▶ [Exercise objective]
Lines containing the word "type" are to be located and copied.

▶ [Records shown]
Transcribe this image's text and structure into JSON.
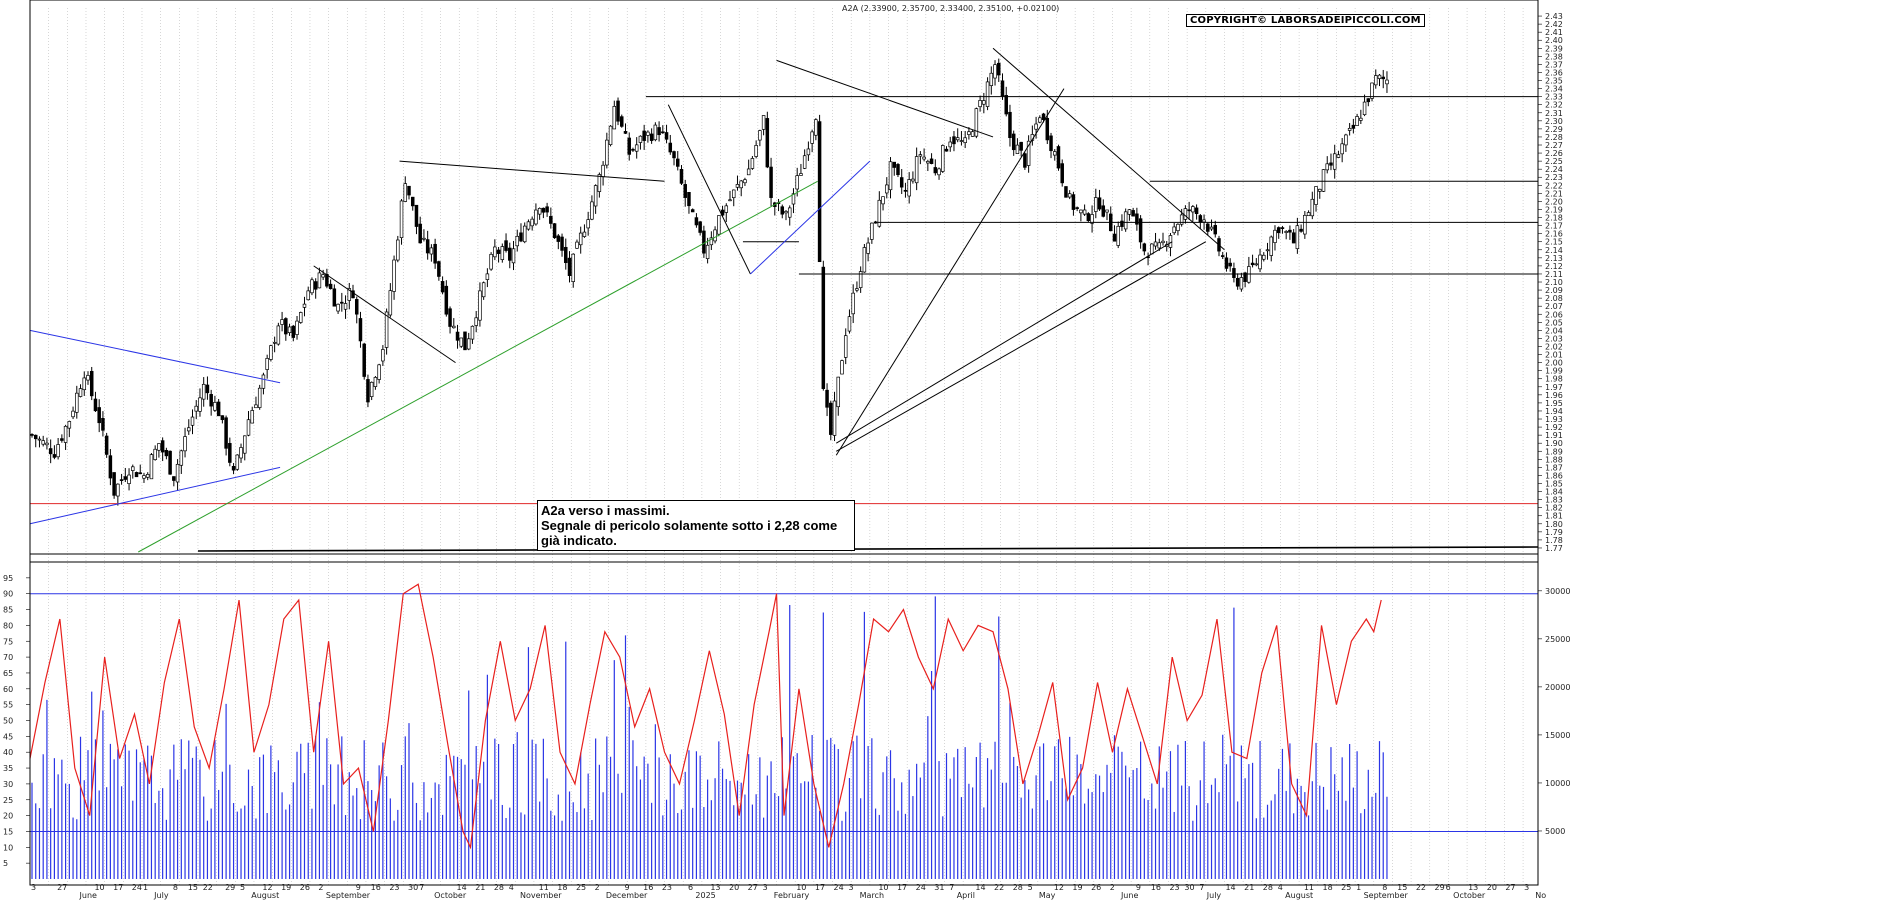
{
  "header": "A2A (2.33900, 2.35700, 2.33400, 2.35100, +0.02100)",
  "copyright": "COPYRIGHT© LABORSADEIPICCOLI.COM",
  "note": {
    "line1": "A2a verso i massimi.",
    "line2": "Segnale di pericolo solamente sotto i 2,28 come",
    "line3": "già indicato."
  },
  "colors": {
    "candle": "#000000",
    "resistance_red": "#e0282a",
    "trend_blue": "#2b35e6",
    "trend_green": "#2ea02c",
    "rsi": "#e8201d",
    "volume": "#2b35e6",
    "grid": "#bdbdbd"
  },
  "chart_data": [
    {
      "type": "candlestick",
      "y_axis_position": "right",
      "ylim": [
        1.765,
        2.44
      ],
      "y_ticks": [
        "2.43",
        "2.42",
        "2.41",
        "2.40",
        "2.39",
        "2.38",
        "2.37",
        "2.36",
        "2.35",
        "2.34",
        "2.33",
        "2.32",
        "2.31",
        "2.30",
        "2.29",
        "2.28",
        "2.27",
        "2.26",
        "2.25",
        "2.24",
        "2.23",
        "2.22",
        "2.21",
        "2.20",
        "2.19",
        "2.18",
        "2.17",
        "2.16",
        "2.15",
        "2.14",
        "2.13",
        "2.12",
        "2.11",
        "2.10",
        "2.09",
        "2.08",
        "2.07",
        "2.06",
        "2.05",
        "2.04",
        "2.03",
        "2.02",
        "2.01",
        "2.00",
        "1.99",
        "1.98",
        "1.97",
        "1.96",
        "1.95",
        "1.94",
        "1.93",
        "1.92",
        "1.91",
        "1.90",
        "1.89",
        "1.88",
        "1.87",
        "1.86",
        "1.85",
        "1.84",
        "1.83",
        "1.82",
        "1.81",
        "1.80",
        "1.79",
        "1.78",
        "1.77"
      ],
      "close_path": [
        [
          0,
          1.91
        ],
        [
          6,
          1.89
        ],
        [
          10,
          1.93
        ],
        [
          14,
          1.99
        ],
        [
          18,
          1.93
        ],
        [
          22,
          1.84
        ],
        [
          26,
          1.87
        ],
        [
          30,
          1.86
        ],
        [
          34,
          1.9
        ],
        [
          38,
          1.86
        ],
        [
          42,
          1.92
        ],
        [
          46,
          1.97
        ],
        [
          50,
          1.94
        ],
        [
          54,
          1.86
        ],
        [
          58,
          1.93
        ],
        [
          62,
          1.98
        ],
        [
          66,
          2.05
        ],
        [
          70,
          2.03
        ],
        [
          74,
          2.09
        ],
        [
          78,
          2.11
        ],
        [
          82,
          2.07
        ],
        [
          86,
          2.09
        ],
        [
          90,
          1.96
        ],
        [
          94,
          2.02
        ],
        [
          98,
          2.16
        ],
        [
          100,
          2.23
        ],
        [
          104,
          2.15
        ],
        [
          108,
          2.13
        ],
        [
          112,
          2.05
        ],
        [
          116,
          2.02
        ],
        [
          120,
          2.08
        ],
        [
          124,
          2.14
        ],
        [
          128,
          2.13
        ],
        [
          132,
          2.17
        ],
        [
          136,
          2.2
        ],
        [
          140,
          2.16
        ],
        [
          144,
          2.11
        ],
        [
          148,
          2.17
        ],
        [
          152,
          2.23
        ],
        [
          156,
          2.32
        ],
        [
          160,
          2.26
        ],
        [
          164,
          2.28
        ],
        [
          168,
          2.29
        ],
        [
          172,
          2.25
        ],
        [
          176,
          2.19
        ],
        [
          180,
          2.14
        ],
        [
          184,
          2.18
        ],
        [
          188,
          2.21
        ],
        [
          192,
          2.24
        ],
        [
          196,
          2.3
        ],
        [
          198,
          2.2
        ],
        [
          202,
          2.18
        ],
        [
          206,
          2.24
        ],
        [
          210,
          2.31
        ],
        [
          212,
          1.96
        ],
        [
          214,
          1.91
        ],
        [
          218,
          2.04
        ],
        [
          222,
          2.12
        ],
        [
          226,
          2.18
        ],
        [
          230,
          2.24
        ],
        [
          234,
          2.21
        ],
        [
          238,
          2.26
        ],
        [
          242,
          2.24
        ],
        [
          246,
          2.28
        ],
        [
          250,
          2.27
        ],
        [
          254,
          2.32
        ],
        [
          258,
          2.37
        ],
        [
          262,
          2.28
        ],
        [
          266,
          2.25
        ],
        [
          270,
          2.31
        ],
        [
          274,
          2.26
        ],
        [
          278,
          2.2
        ],
        [
          282,
          2.18
        ],
        [
          286,
          2.2
        ],
        [
          290,
          2.16
        ],
        [
          294,
          2.19
        ],
        [
          298,
          2.14
        ],
        [
          302,
          2.14
        ],
        [
          306,
          2.17
        ],
        [
          310,
          2.19
        ],
        [
          314,
          2.18
        ],
        [
          318,
          2.14
        ],
        [
          322,
          2.1
        ],
        [
          326,
          2.11
        ],
        [
          330,
          2.14
        ],
        [
          334,
          2.17
        ],
        [
          338,
          2.15
        ],
        [
          342,
          2.19
        ],
        [
          346,
          2.23
        ],
        [
          350,
          2.26
        ],
        [
          354,
          2.29
        ],
        [
          358,
          2.33
        ],
        [
          360,
          2.351
        ]
      ],
      "hlines": [
        {
          "y": 2.33,
          "color": "black"
        },
        {
          "y": 2.225,
          "color": "black"
        },
        {
          "y": 2.174,
          "color": "black"
        },
        {
          "y": 2.11,
          "color": "black"
        },
        {
          "y": 1.825,
          "color": "red"
        }
      ],
      "trendlines": [
        {
          "color": "blue",
          "from": [
            0,
            2.04
          ],
          "to": [
            67,
            1.975
          ]
        },
        {
          "color": "blue",
          "from": [
            0,
            1.8
          ],
          "to": [
            67,
            1.87
          ]
        },
        {
          "color": "green",
          "from": [
            29,
            1.765
          ],
          "to": [
            211,
            2.225
          ]
        },
        {
          "color": "black",
          "from": [
            76,
            2.12
          ],
          "to": [
            114,
            2.0
          ]
        },
        {
          "color": "black",
          "from": [
            99,
            2.25
          ],
          "to": [
            170,
            2.225
          ]
        },
        {
          "color": "black",
          "from": [
            171,
            2.32
          ],
          "to": [
            193,
            2.11
          ]
        },
        {
          "color": "black",
          "from": [
            191,
            2.15
          ],
          "to": [
            206,
            2.15
          ]
        },
        {
          "color": "blue",
          "from": [
            193,
            2.11
          ],
          "to": [
            225,
            2.25
          ]
        },
        {
          "color": "black",
          "from": [
            200,
            2.375
          ],
          "to": [
            258,
            2.28
          ]
        },
        {
          "color": "black",
          "from": [
            216,
            1.885
          ],
          "to": [
            277,
            2.34
          ]
        },
        {
          "color": "black",
          "from": [
            216,
            1.89
          ],
          "to": [
            315,
            2.15
          ]
        },
        {
          "color": "black",
          "from": [
            216,
            1.9
          ],
          "to": [
            306,
            2.15
          ]
        },
        {
          "color": "black",
          "from": [
            258,
            2.39
          ],
          "to": [
            320,
            2.14
          ]
        }
      ],
      "x_bars": 363
    },
    {
      "type": "volume_and_oscillator",
      "y_left_ticks": [
        "95",
        "90",
        "85",
        "80",
        "75",
        "70",
        "65",
        "60",
        "55",
        "50",
        "45",
        "40",
        "35",
        "30",
        "25",
        "20",
        "15",
        "10",
        "5"
      ],
      "y_right_ticks": [
        "30000",
        "25000",
        "20000",
        "15000",
        "10000",
        "5000"
      ],
      "osc_levels": [
        90,
        15
      ],
      "oscillator": [
        [
          0,
          38
        ],
        [
          4,
          62
        ],
        [
          8,
          82
        ],
        [
          12,
          35
        ],
        [
          16,
          20
        ],
        [
          20,
          70
        ],
        [
          24,
          38
        ],
        [
          28,
          52
        ],
        [
          32,
          30
        ],
        [
          36,
          62
        ],
        [
          40,
          82
        ],
        [
          44,
          48
        ],
        [
          48,
          35
        ],
        [
          52,
          60
        ],
        [
          56,
          88
        ],
        [
          60,
          40
        ],
        [
          64,
          55
        ],
        [
          68,
          82
        ],
        [
          72,
          88
        ],
        [
          76,
          40
        ],
        [
          80,
          75
        ],
        [
          84,
          30
        ],
        [
          88,
          35
        ],
        [
          92,
          15
        ],
        [
          96,
          50
        ],
        [
          100,
          90
        ],
        [
          104,
          93
        ],
        [
          108,
          70
        ],
        [
          112,
          42
        ],
        [
          116,
          15
        ],
        [
          118,
          10
        ],
        [
          122,
          50
        ],
        [
          126,
          75
        ],
        [
          130,
          50
        ],
        [
          134,
          60
        ],
        [
          138,
          80
        ],
        [
          142,
          40
        ],
        [
          146,
          30
        ],
        [
          150,
          55
        ],
        [
          154,
          78
        ],
        [
          158,
          70
        ],
        [
          162,
          48
        ],
        [
          166,
          60
        ],
        [
          170,
          40
        ],
        [
          174,
          30
        ],
        [
          178,
          50
        ],
        [
          182,
          72
        ],
        [
          186,
          52
        ],
        [
          190,
          20
        ],
        [
          194,
          55
        ],
        [
          198,
          78
        ],
        [
          200,
          90
        ],
        [
          202,
          20
        ],
        [
          206,
          60
        ],
        [
          210,
          30
        ],
        [
          214,
          10
        ],
        [
          218,
          30
        ],
        [
          222,
          55
        ],
        [
          226,
          82
        ],
        [
          230,
          78
        ],
        [
          234,
          85
        ],
        [
          238,
          70
        ],
        [
          242,
          60
        ],
        [
          246,
          82
        ],
        [
          250,
          72
        ],
        [
          254,
          80
        ],
        [
          258,
          78
        ],
        [
          262,
          60
        ],
        [
          266,
          30
        ],
        [
          270,
          45
        ],
        [
          274,
          62
        ],
        [
          278,
          25
        ],
        [
          282,
          35
        ],
        [
          286,
          62
        ],
        [
          290,
          40
        ],
        [
          294,
          60
        ],
        [
          298,
          45
        ],
        [
          302,
          30
        ],
        [
          306,
          70
        ],
        [
          310,
          50
        ],
        [
          314,
          58
        ],
        [
          318,
          82
        ],
        [
          322,
          40
        ],
        [
          326,
          38
        ],
        [
          330,
          65
        ],
        [
          334,
          80
        ],
        [
          338,
          30
        ],
        [
          342,
          20
        ],
        [
          346,
          80
        ],
        [
          350,
          55
        ],
        [
          354,
          75
        ],
        [
          358,
          82
        ],
        [
          360,
          78
        ],
        [
          362,
          88
        ]
      ]
    }
  ],
  "x_labels": [
    {
      "i": 0,
      "t": "3"
    },
    {
      "i": 7,
      "t": "27"
    },
    {
      "i": 13,
      "t": "June"
    },
    {
      "i": 17,
      "t": "10"
    },
    {
      "i": 22,
      "t": "17"
    },
    {
      "i": 27,
      "t": "24"
    },
    {
      "i": 30,
      "t": "1"
    },
    {
      "i": 33,
      "t": "July"
    },
    {
      "i": 38,
      "t": "8"
    },
    {
      "i": 42,
      "t": "15"
    },
    {
      "i": 46,
      "t": "22"
    },
    {
      "i": 52,
      "t": "29"
    },
    {
      "i": 56,
      "t": "5"
    },
    {
      "i": 59,
      "t": "August"
    },
    {
      "i": 62,
      "t": "12"
    },
    {
      "i": 67,
      "t": "19"
    },
    {
      "i": 72,
      "t": "26"
    },
    {
      "i": 77,
      "t": "2"
    },
    {
      "i": 79,
      "t": "September"
    },
    {
      "i": 87,
      "t": "9"
    },
    {
      "i": 91,
      "t": "16"
    },
    {
      "i": 96,
      "t": "23"
    },
    {
      "i": 101,
      "t": "30"
    },
    {
      "i": 104,
      "t": "7"
    },
    {
      "i": 108,
      "t": "October"
    },
    {
      "i": 114,
      "t": "14"
    },
    {
      "i": 119,
      "t": "21"
    },
    {
      "i": 124,
      "t": "28"
    },
    {
      "i": 128,
      "t": "4"
    },
    {
      "i": 131,
      "t": "November"
    },
    {
      "i": 136,
      "t": "11"
    },
    {
      "i": 141,
      "t": "18"
    },
    {
      "i": 146,
      "t": "25"
    },
    {
      "i": 151,
      "t": "2"
    },
    {
      "i": 154,
      "t": "December"
    },
    {
      "i": 159,
      "t": "9"
    },
    {
      "i": 164,
      "t": "16"
    },
    {
      "i": 169,
      "t": "23"
    },
    {
      "i": 176,
      "t": "6"
    },
    {
      "i": 178,
      "t": "2025"
    },
    {
      "i": 182,
      "t": "13"
    },
    {
      "i": 187,
      "t": "20"
    },
    {
      "i": 192,
      "t": "27"
    },
    {
      "i": 196,
      "t": "3"
    },
    {
      "i": 199,
      "t": "February"
    },
    {
      "i": 205,
      "t": "10"
    },
    {
      "i": 210,
      "t": "17"
    },
    {
      "i": 215,
      "t": "24"
    },
    {
      "i": 219,
      "t": "3"
    },
    {
      "i": 222,
      "t": "March"
    },
    {
      "i": 227,
      "t": "10"
    },
    {
      "i": 232,
      "t": "17"
    },
    {
      "i": 237,
      "t": "24"
    },
    {
      "i": 242,
      "t": "31"
    },
    {
      "i": 246,
      "t": "7"
    },
    {
      "i": 248,
      "t": "April"
    },
    {
      "i": 253,
      "t": "14"
    },
    {
      "i": 258,
      "t": "22"
    },
    {
      "i": 263,
      "t": "28"
    },
    {
      "i": 267,
      "t": "5"
    },
    {
      "i": 270,
      "t": "May"
    },
    {
      "i": 274,
      "t": "12"
    },
    {
      "i": 279,
      "t": "19"
    },
    {
      "i": 284,
      "t": "26"
    },
    {
      "i": 289,
      "t": "2"
    },
    {
      "i": 292,
      "t": "June"
    },
    {
      "i": 296,
      "t": "9"
    },
    {
      "i": 300,
      "t": "16"
    },
    {
      "i": 305,
      "t": "23"
    },
    {
      "i": 309,
      "t": "30"
    },
    {
      "i": 313,
      "t": "7"
    },
    {
      "i": 315,
      "t": "July"
    },
    {
      "i": 320,
      "t": "14"
    },
    {
      "i": 325,
      "t": "21"
    },
    {
      "i": 330,
      "t": "28"
    },
    {
      "i": 334,
      "t": "4"
    },
    {
      "i": 336,
      "t": "August"
    },
    {
      "i": 341,
      "t": "11"
    },
    {
      "i": 346,
      "t": "18"
    },
    {
      "i": 351,
      "t": "25"
    },
    {
      "i": 355,
      "t": "1"
    },
    {
      "i": 357,
      "t": "September"
    },
    {
      "i": 362,
      "t": "8"
    },
    {
      "i": 366,
      "t": "15"
    },
    {
      "i": 371,
      "t": "22"
    },
    {
      "i": 376,
      "t": "29"
    },
    {
      "i": 379,
      "t": "6"
    },
    {
      "i": 381,
      "t": "October"
    },
    {
      "i": 385,
      "t": "13"
    },
    {
      "i": 390,
      "t": "20"
    },
    {
      "i": 395,
      "t": "27"
    },
    {
      "i": 400,
      "t": "3"
    },
    {
      "i": 403,
      "t": "No"
    }
  ]
}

▶ [Complete response]
      "type": "candlestick",
      "type": "volume_and_oscillator",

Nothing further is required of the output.